Make an exact copy of the lines, leaving the pictures out.

----- Material -----

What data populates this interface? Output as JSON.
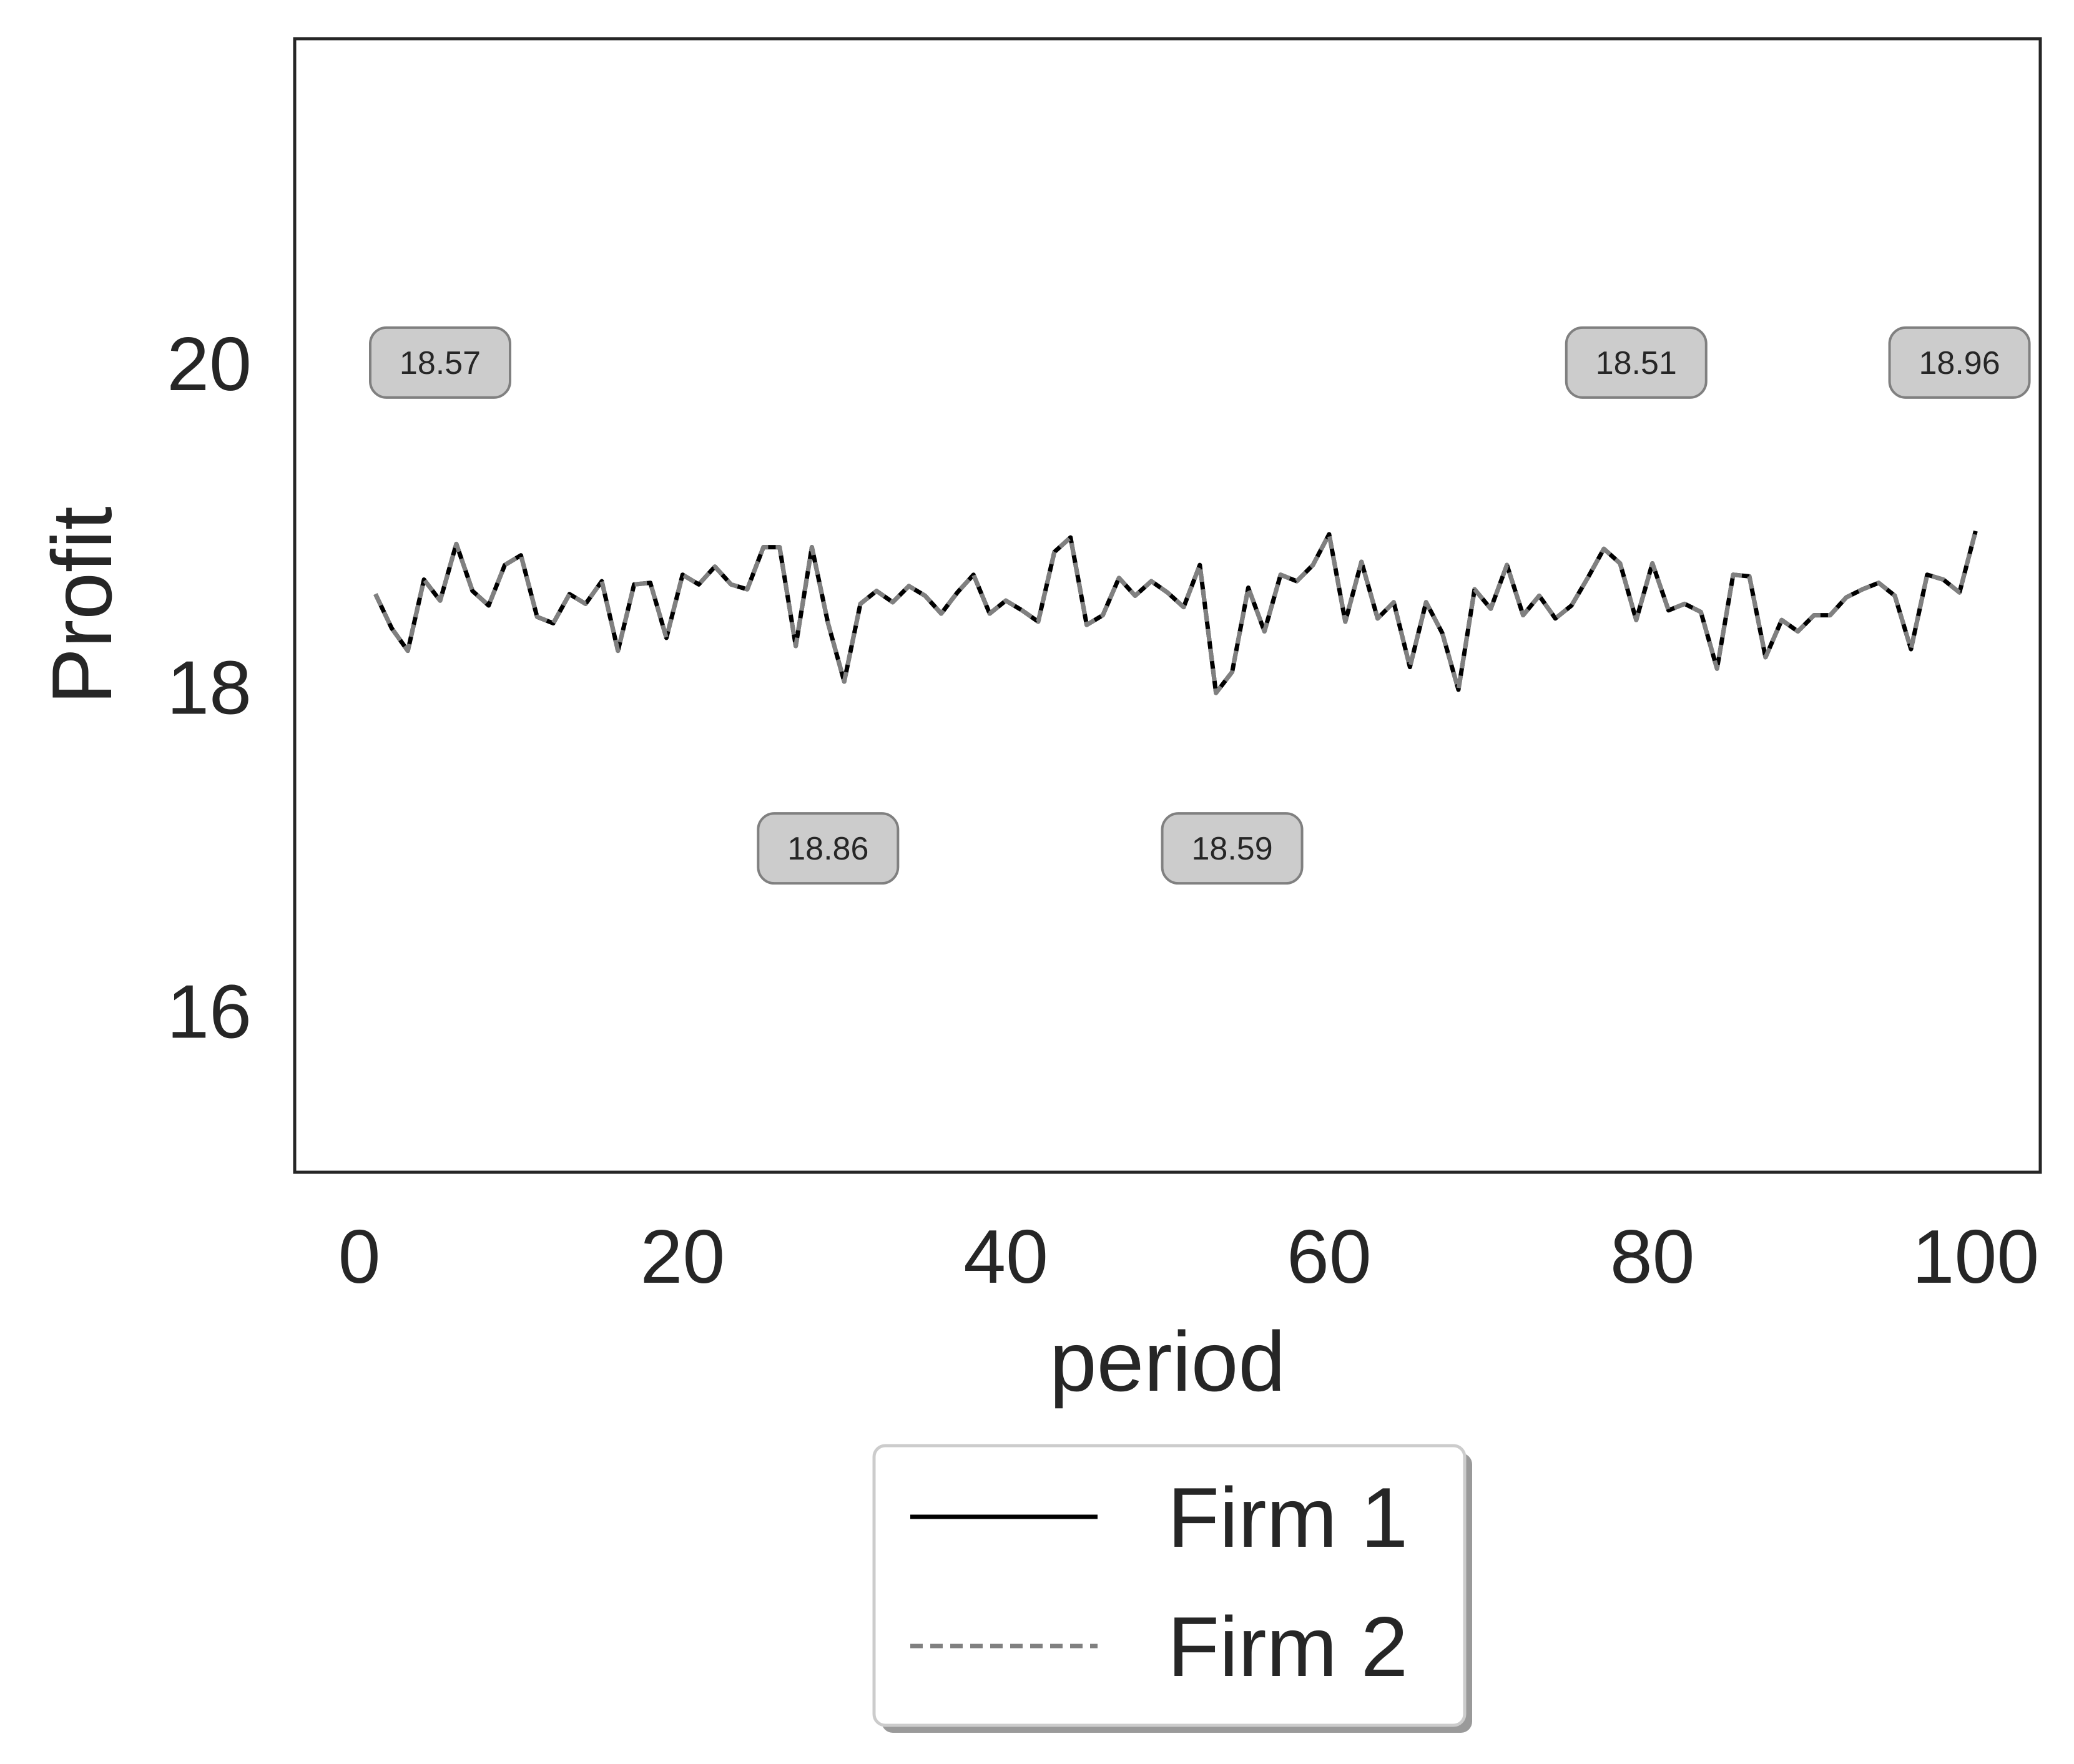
{
  "chart_data": {
    "type": "line",
    "xlabel": "period",
    "ylabel": "Profit",
    "xlim": [
      -4,
      104
    ],
    "ylim": [
      15,
      22
    ],
    "xticks": [
      0,
      20,
      40,
      60,
      80,
      100
    ],
    "yticks": [
      16,
      18,
      20
    ],
    "grid": false,
    "legend_position": "bottom-center",
    "series": [
      {
        "name": "Firm 1",
        "color": "#000000",
        "style": "solid",
        "x": [
          1,
          2,
          3,
          4,
          5,
          6,
          7,
          8,
          9,
          10,
          11,
          12,
          13,
          14,
          15,
          16,
          17,
          18,
          19,
          20,
          21,
          22,
          23,
          24,
          25,
          26,
          27,
          28,
          29,
          30,
          31,
          32,
          33,
          34,
          35,
          36,
          37,
          38,
          39,
          40,
          41,
          42,
          43,
          44,
          45,
          46,
          47,
          48,
          49,
          50,
          51,
          52,
          53,
          54,
          55,
          56,
          57,
          58,
          59,
          60,
          61,
          62,
          63,
          64,
          65,
          66,
          67,
          68,
          69,
          70,
          71,
          72,
          73,
          74,
          75,
          76,
          77,
          78,
          79,
          80,
          81,
          82,
          83,
          84,
          85,
          86,
          87,
          88,
          89,
          90,
          91,
          92,
          93,
          94,
          95,
          96,
          97,
          98,
          99,
          100
        ],
        "values": [
          18.57,
          18.36,
          18.22,
          18.66,
          18.53,
          18.88,
          18.59,
          18.5,
          18.75,
          18.81,
          18.43,
          18.39,
          18.57,
          18.51,
          18.65,
          18.22,
          18.63,
          18.64,
          18.3,
          18.69,
          18.63,
          18.74,
          18.63,
          18.6,
          18.86,
          18.86,
          18.25,
          18.86,
          18.39,
          18.03,
          18.51,
          18.59,
          18.52,
          18.62,
          18.56,
          18.45,
          18.58,
          18.69,
          18.45,
          18.53,
          18.47,
          18.4,
          18.83,
          18.92,
          18.38,
          18.44,
          18.67,
          18.56,
          18.65,
          18.58,
          18.49,
          18.75,
          17.96,
          18.09,
          18.61,
          18.34,
          18.69,
          18.65,
          18.75,
          18.94,
          18.4,
          18.77,
          18.42,
          18.52,
          18.12,
          18.52,
          18.33,
          17.98,
          18.6,
          18.48,
          18.75,
          18.44,
          18.56,
          18.42,
          18.5,
          18.67,
          18.85,
          18.76,
          18.41,
          18.76,
          18.47,
          18.51,
          18.46,
          18.11,
          18.69,
          18.68,
          18.18,
          18.41,
          18.34,
          18.44,
          18.44,
          18.55,
          18.6,
          18.64,
          18.56,
          18.23,
          18.69,
          18.66,
          18.58,
          18.96
        ]
      },
      {
        "name": "Firm 2",
        "color": "#808080",
        "style": "dashed",
        "x": [
          1,
          2,
          3,
          4,
          5,
          6,
          7,
          8,
          9,
          10,
          11,
          12,
          13,
          14,
          15,
          16,
          17,
          18,
          19,
          20,
          21,
          22,
          23,
          24,
          25,
          26,
          27,
          28,
          29,
          30,
          31,
          32,
          33,
          34,
          35,
          36,
          37,
          38,
          39,
          40,
          41,
          42,
          43,
          44,
          45,
          46,
          47,
          48,
          49,
          50,
          51,
          52,
          53,
          54,
          55,
          56,
          57,
          58,
          59,
          60,
          61,
          62,
          63,
          64,
          65,
          66,
          67,
          68,
          69,
          70,
          71,
          72,
          73,
          74,
          75,
          76,
          77,
          78,
          79,
          80,
          81,
          82,
          83,
          84,
          85,
          86,
          87,
          88,
          89,
          90,
          91,
          92,
          93,
          94,
          95,
          96,
          97,
          98,
          99,
          100
        ],
        "values": [
          18.57,
          18.36,
          18.22,
          18.66,
          18.53,
          18.88,
          18.59,
          18.5,
          18.75,
          18.81,
          18.43,
          18.39,
          18.57,
          18.51,
          18.65,
          18.22,
          18.63,
          18.64,
          18.3,
          18.69,
          18.63,
          18.74,
          18.63,
          18.6,
          18.86,
          18.86,
          18.25,
          18.86,
          18.39,
          18.03,
          18.51,
          18.59,
          18.52,
          18.62,
          18.56,
          18.45,
          18.58,
          18.69,
          18.45,
          18.53,
          18.47,
          18.4,
          18.83,
          18.92,
          18.38,
          18.44,
          18.67,
          18.56,
          18.65,
          18.58,
          18.49,
          18.75,
          17.96,
          18.09,
          18.61,
          18.34,
          18.69,
          18.65,
          18.75,
          18.94,
          18.4,
          18.77,
          18.42,
          18.52,
          18.12,
          18.52,
          18.33,
          17.98,
          18.6,
          18.48,
          18.75,
          18.44,
          18.56,
          18.42,
          18.5,
          18.67,
          18.85,
          18.76,
          18.41,
          18.76,
          18.47,
          18.51,
          18.46,
          18.11,
          18.69,
          18.68,
          18.18,
          18.41,
          18.34,
          18.44,
          18.44,
          18.55,
          18.6,
          18.64,
          18.56,
          18.23,
          18.69,
          18.66,
          18.58,
          18.96
        ]
      }
    ],
    "annotations": [
      {
        "text": "18.57",
        "x": 5,
        "y": 20
      },
      {
        "text": "18.86",
        "x": 29,
        "y": 17
      },
      {
        "text": "18.59",
        "x": 54,
        "y": 17
      },
      {
        "text": "18.51",
        "x": 79,
        "y": 20
      },
      {
        "text": "18.96",
        "x": 99,
        "y": 20
      }
    ]
  }
}
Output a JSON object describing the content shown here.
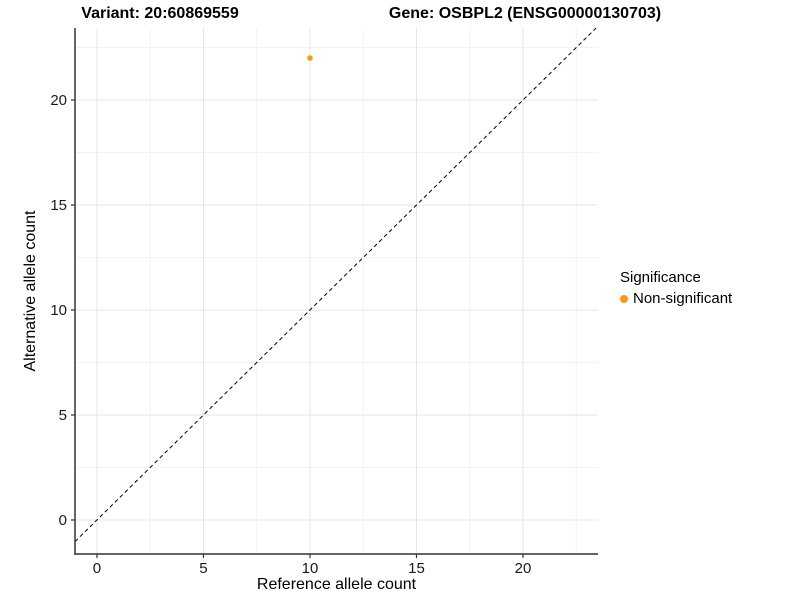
{
  "header": {
    "title_left": "Variant: 20:60869559",
    "title_right": "Gene: OSBPL2 (ENSG00000130703)"
  },
  "chart_data": {
    "type": "scatter",
    "title": "Variant: 20:60869559    Gene: OSBPL2 (ENSG00000130703)",
    "xlabel": "Reference allele count",
    "ylabel": "Alternative allele count",
    "xlim": [
      -1.03,
      23.52
    ],
    "ylim": [
      -1.62,
      23.43
    ],
    "xticks": [
      0,
      5,
      10,
      15,
      20
    ],
    "yticks": [
      0,
      5,
      10,
      15,
      20
    ],
    "xminor": [
      2.5,
      7.5,
      12.5,
      17.5,
      22.5
    ],
    "yminor": [
      2.5,
      7.5,
      12.5,
      17.5,
      22.5
    ],
    "grid": "major+minor",
    "legend_position": "right",
    "reference_line": {
      "kind": "identity",
      "slope": 1,
      "intercept": 0,
      "style": "dashed",
      "color": "#000000"
    },
    "series": [
      {
        "name": "Non-significant",
        "color": "#F8991D",
        "points": [
          {
            "x": 10,
            "y": 22
          }
        ]
      }
    ],
    "legend": {
      "title": "Significance",
      "entries": [
        {
          "label": "Non-significant",
          "color": "#F8991D",
          "marker": "circle-icon"
        }
      ]
    }
  },
  "colors": {
    "background": "#FFFFFF",
    "panel_background": "#FFFFFF",
    "grid_major": "#E6E6E6",
    "grid_minor": "#F2F2F2",
    "axis_line": "#333333",
    "tick_text": "#1A1A1A",
    "point": "#F8991D",
    "reference_line": "#000000"
  }
}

-----

■ Written answer ■
What data populates this interface? Output as JSON.
{
  "chart_data": {
    "type": "line",
    "xlabel": "period",
    "ylabel": "Profit",
    "xlim": [
      -4,
      104
    ],
    "ylim": [
      15,
      22
    ],
    "xticks": [
      0,
      20,
      40,
      60,
      80,
      100
    ],
    "yticks": [
      16,
      18,
      20
    ],
    "grid": false,
    "legend_position": "bottom-center",
    "series": [
      {
        "name": "Firm 1",
        "color": "#000000",
        "style": "solid",
        "x": [
          1,
          2,
          3,
          4,
          5,
          6,
          7,
          8,
          9,
          10,
          11,
          12,
          13,
          14,
          15,
          16,
          17,
          18,
          19,
          20,
          21,
          22,
          23,
          24,
          25,
          26,
          27,
          28,
          29,
          30,
          31,
          32,
          33,
          34,
          35,
          36,
          37,
          38,
          39,
          40,
          41,
          42,
          43,
          44,
          45,
          46,
          47,
          48,
          49,
          50,
          51,
          52,
          53,
          54,
          55,
          56,
          57,
          58,
          59,
          60,
          61,
          62,
          63,
          64,
          65,
          66,
          67,
          68,
          69,
          70,
          71,
          72,
          73,
          74,
          75,
          76,
          77,
          78,
          79,
          80,
          81,
          82,
          83,
          84,
          85,
          86,
          87,
          88,
          89,
          90,
          91,
          92,
          93,
          94,
          95,
          96,
          97,
          98,
          99,
          100
        ],
        "values": [
          18.57,
          18.36,
          18.22,
          18.66,
          18.53,
          18.88,
          18.59,
          18.5,
          18.75,
          18.81,
          18.43,
          18.39,
          18.57,
          18.51,
          18.65,
          18.22,
          18.63,
          18.64,
          18.3,
          18.69,
          18.63,
          18.74,
          18.63,
          18.6,
          18.86,
          18.86,
          18.25,
          18.86,
          18.39,
          18.03,
          18.51,
          18.59,
          18.52,
          18.62,
          18.56,
          18.45,
          18.58,
          18.69,
          18.45,
          18.53,
          18.47,
          18.4,
          18.83,
          18.92,
          18.38,
          18.44,
          18.67,
          18.56,
          18.65,
          18.58,
          18.49,
          18.75,
          17.96,
          18.09,
          18.61,
          18.34,
          18.69,
          18.65,
          18.75,
          18.94,
          18.4,
          18.77,
          18.42,
          18.52,
          18.12,
          18.52,
          18.33,
          17.98,
          18.6,
          18.48,
          18.75,
          18.44,
          18.56,
          18.42,
          18.5,
          18.67,
          18.85,
          18.76,
          18.41,
          18.76,
          18.47,
          18.51,
          18.46,
          18.11,
          18.69,
          18.68,
          18.18,
          18.41,
          18.34,
          18.44,
          18.44,
          18.55,
          18.6,
          18.64,
          18.56,
          18.23,
          18.69,
          18.66,
          18.58,
          18.96
        ]
      },
      {
        "name": "Firm 2",
        "color": "#808080",
        "style": "dashed",
        "x": [
          1,
          2,
          3,
          4,
          5,
          6,
          7,
          8,
          9,
          10,
          11,
          12,
          13,
          14,
          15,
          16,
          17,
          18,
          19,
          20,
          21,
          22,
          23,
          24,
          25,
          26,
          27,
          28,
          29,
          30,
          31,
          32,
          33,
          34,
          35,
          36,
          37,
          38,
          39,
          40,
          41,
          42,
          43,
          44,
          45,
          46,
          47,
          48,
          49,
          50,
          51,
          52,
          53,
          54,
          55,
          56,
          57,
          58,
          59,
          60,
          61,
          62,
          63,
          64,
          65,
          66,
          67,
          68,
          69,
          70,
          71,
          72,
          73,
          74,
          75,
          76,
          77,
          78,
          79,
          80,
          81,
          82,
          83,
          84,
          85,
          86,
          87,
          88,
          89,
          90,
          91,
          92,
          93,
          94,
          95,
          96,
          97,
          98,
          99,
          100
        ],
        "values": [
          18.57,
          18.36,
          18.22,
          18.66,
          18.53,
          18.88,
          18.59,
          18.5,
          18.75,
          18.81,
          18.43,
          18.39,
          18.57,
          18.51,
          18.65,
          18.22,
          18.63,
          18.64,
          18.3,
          18.69,
          18.63,
          18.74,
          18.63,
          18.6,
          18.86,
          18.86,
          18.25,
          18.86,
          18.39,
          18.03,
          18.51,
          18.59,
          18.52,
          18.62,
          18.56,
          18.45,
          18.58,
          18.69,
          18.45,
          18.53,
          18.47,
          18.4,
          18.83,
          18.92,
          18.38,
          18.44,
          18.67,
          18.56,
          18.65,
          18.58,
          18.49,
          18.75,
          17.96,
          18.09,
          18.61,
          18.34,
          18.69,
          18.65,
          18.75,
          18.94,
          18.4,
          18.77,
          18.42,
          18.52,
          18.12,
          18.52,
          18.33,
          17.98,
          18.6,
          18.48,
          18.75,
          18.44,
          18.56,
          18.42,
          18.5,
          18.67,
          18.85,
          18.76,
          18.41,
          18.76,
          18.47,
          18.51,
          18.46,
          18.11,
          18.69,
          18.68,
          18.18,
          18.41,
          18.34,
          18.44,
          18.44,
          18.55,
          18.6,
          18.64,
          18.56,
          18.23,
          18.69,
          18.66,
          18.58,
          18.96
        ]
      }
    ],
    "annotations": [
      {
        "text": "18.57",
        "x": 5,
        "y": 20
      },
      {
        "text": "18.86",
        "x": 29,
        "y": 17
      },
      {
        "text": "18.59",
        "x": 54,
        "y": 17
      },
      {
        "text": "18.51",
        "x": 79,
        "y": 20
      },
      {
        "text": "18.96",
        "x": 99,
        "y": 20
      }
    ]
  }
}
Output a JSON object describing the content shown here.
{
  "header": {
    "title_left": "Variant: 20:60869559",
    "title_right": "Gene: OSBPL2 (ENSG00000130703)"
  },
  "chart_data": {
    "type": "scatter",
    "title": "Variant: 20:60869559    Gene: OSBPL2 (ENSG00000130703)",
    "xlabel": "Reference allele count",
    "ylabel": "Alternative allele count",
    "xlim": [
      -1.03,
      23.52
    ],
    "ylim": [
      -1.62,
      23.43
    ],
    "xticks": [
      0,
      5,
      10,
      15,
      20
    ],
    "yticks": [
      0,
      5,
      10,
      15,
      20
    ],
    "xminor": [
      2.5,
      7.5,
      12.5,
      17.5,
      22.5
    ],
    "yminor": [
      2.5,
      7.5,
      12.5,
      17.5,
      22.5
    ],
    "grid": "major+minor",
    "legend_position": "right",
    "reference_line": {
      "kind": "identity",
      "slope": 1,
      "intercept": 0,
      "style": "dashed",
      "color": "#000000"
    },
    "series": [
      {
        "name": "Non-significant",
        "color": "#F8991D",
        "points": [
          {
            "x": 10,
            "y": 22
          }
        ]
      }
    ],
    "legend": {
      "title": "Significance",
      "entries": [
        {
          "label": "Non-significant",
          "color": "#F8991D",
          "marker": "circle-icon"
        }
      ]
    }
  },
  "colors": {
    "background": "#FFFFFF",
    "panel_background": "#FFFFFF",
    "grid_major": "#E6E6E6",
    "grid_minor": "#F2F2F2",
    "axis_line": "#333333",
    "tick_text": "#1A1A1A",
    "point": "#F8991D",
    "reference_line": "#000000"
  }
}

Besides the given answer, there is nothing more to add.